(Stored records)
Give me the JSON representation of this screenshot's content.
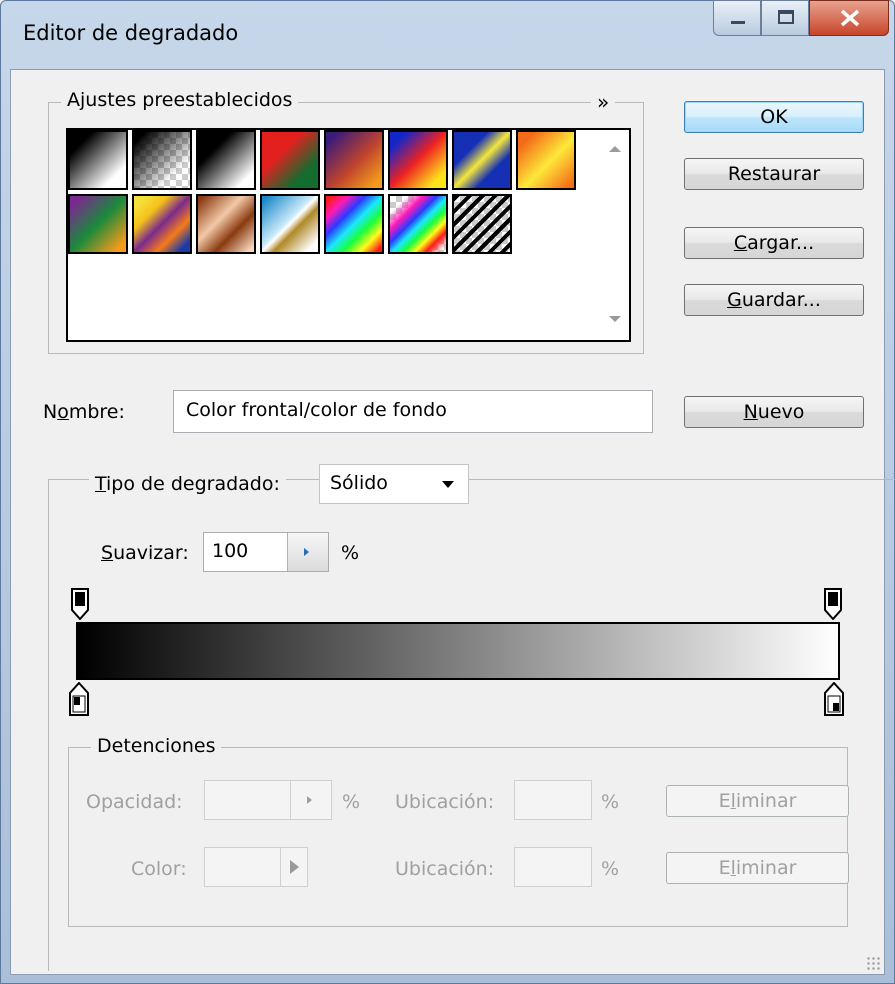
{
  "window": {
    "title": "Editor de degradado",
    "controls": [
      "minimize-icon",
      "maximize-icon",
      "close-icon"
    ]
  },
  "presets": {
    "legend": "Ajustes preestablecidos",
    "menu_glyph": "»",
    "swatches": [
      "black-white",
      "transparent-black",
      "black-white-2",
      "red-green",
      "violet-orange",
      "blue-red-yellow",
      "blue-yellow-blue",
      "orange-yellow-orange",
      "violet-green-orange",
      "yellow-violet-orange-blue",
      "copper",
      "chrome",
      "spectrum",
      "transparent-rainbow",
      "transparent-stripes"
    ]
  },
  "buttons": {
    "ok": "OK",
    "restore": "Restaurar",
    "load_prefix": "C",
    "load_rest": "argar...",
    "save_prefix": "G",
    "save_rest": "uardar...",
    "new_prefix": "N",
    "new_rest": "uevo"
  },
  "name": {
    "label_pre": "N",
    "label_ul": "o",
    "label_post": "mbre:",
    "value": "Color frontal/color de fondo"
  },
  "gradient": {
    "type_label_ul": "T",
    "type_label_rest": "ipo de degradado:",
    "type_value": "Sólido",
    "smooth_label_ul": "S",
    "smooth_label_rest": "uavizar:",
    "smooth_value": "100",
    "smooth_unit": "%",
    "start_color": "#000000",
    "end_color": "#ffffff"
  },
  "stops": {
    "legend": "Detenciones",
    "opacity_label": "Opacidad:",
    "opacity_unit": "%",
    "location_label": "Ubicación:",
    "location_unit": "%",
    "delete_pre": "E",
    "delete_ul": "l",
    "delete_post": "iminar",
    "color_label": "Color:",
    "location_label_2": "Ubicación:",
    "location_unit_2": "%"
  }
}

...

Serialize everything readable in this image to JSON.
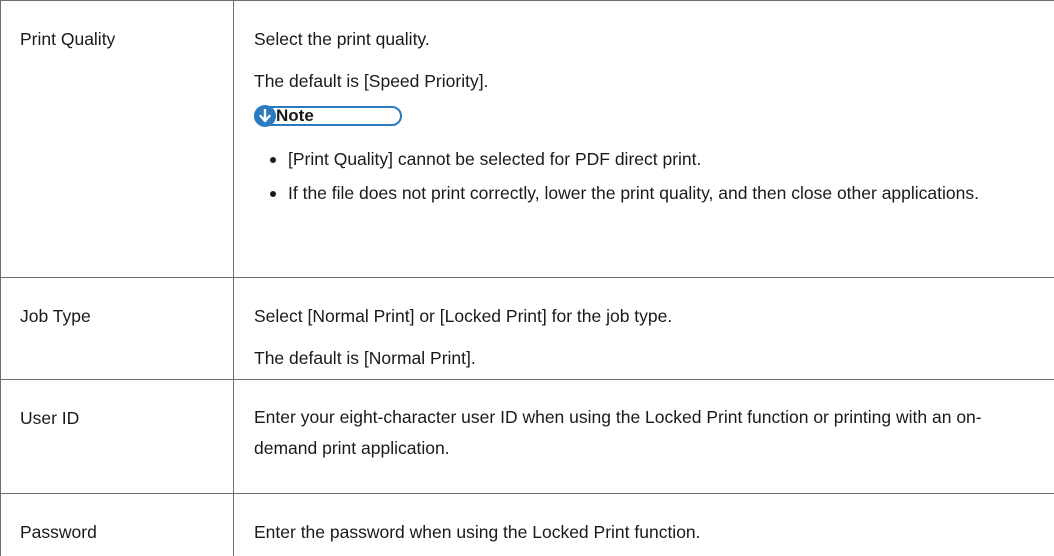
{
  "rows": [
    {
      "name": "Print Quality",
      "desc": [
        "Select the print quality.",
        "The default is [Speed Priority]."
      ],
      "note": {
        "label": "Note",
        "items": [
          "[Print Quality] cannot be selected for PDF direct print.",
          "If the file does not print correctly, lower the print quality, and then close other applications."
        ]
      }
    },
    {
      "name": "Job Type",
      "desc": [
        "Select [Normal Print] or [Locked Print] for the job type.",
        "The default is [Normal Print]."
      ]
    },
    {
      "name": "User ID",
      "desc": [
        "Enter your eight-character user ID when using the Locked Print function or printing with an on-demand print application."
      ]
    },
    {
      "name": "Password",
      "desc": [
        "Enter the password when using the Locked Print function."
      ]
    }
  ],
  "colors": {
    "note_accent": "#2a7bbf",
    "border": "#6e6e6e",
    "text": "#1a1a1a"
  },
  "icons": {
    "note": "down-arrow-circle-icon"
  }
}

...

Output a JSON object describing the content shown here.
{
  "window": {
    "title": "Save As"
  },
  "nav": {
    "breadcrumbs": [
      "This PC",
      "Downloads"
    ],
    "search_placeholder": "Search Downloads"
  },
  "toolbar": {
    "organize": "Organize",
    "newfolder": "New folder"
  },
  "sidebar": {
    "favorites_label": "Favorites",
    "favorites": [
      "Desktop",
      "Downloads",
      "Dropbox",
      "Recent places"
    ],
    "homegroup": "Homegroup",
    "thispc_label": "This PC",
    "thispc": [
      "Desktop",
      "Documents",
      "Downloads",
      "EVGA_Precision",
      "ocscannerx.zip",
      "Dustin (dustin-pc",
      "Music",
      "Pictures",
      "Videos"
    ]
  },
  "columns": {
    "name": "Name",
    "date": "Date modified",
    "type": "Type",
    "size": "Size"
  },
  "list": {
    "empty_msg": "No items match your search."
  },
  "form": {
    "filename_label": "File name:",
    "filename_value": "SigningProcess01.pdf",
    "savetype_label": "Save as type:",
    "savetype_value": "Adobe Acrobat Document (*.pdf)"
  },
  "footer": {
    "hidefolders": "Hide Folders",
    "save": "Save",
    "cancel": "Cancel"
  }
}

* _INSTRUCTION_
Check each line of the material above for "title" and say how many lines contain it, giving the number alone.

* _ANSWER TO THIS TASK_
2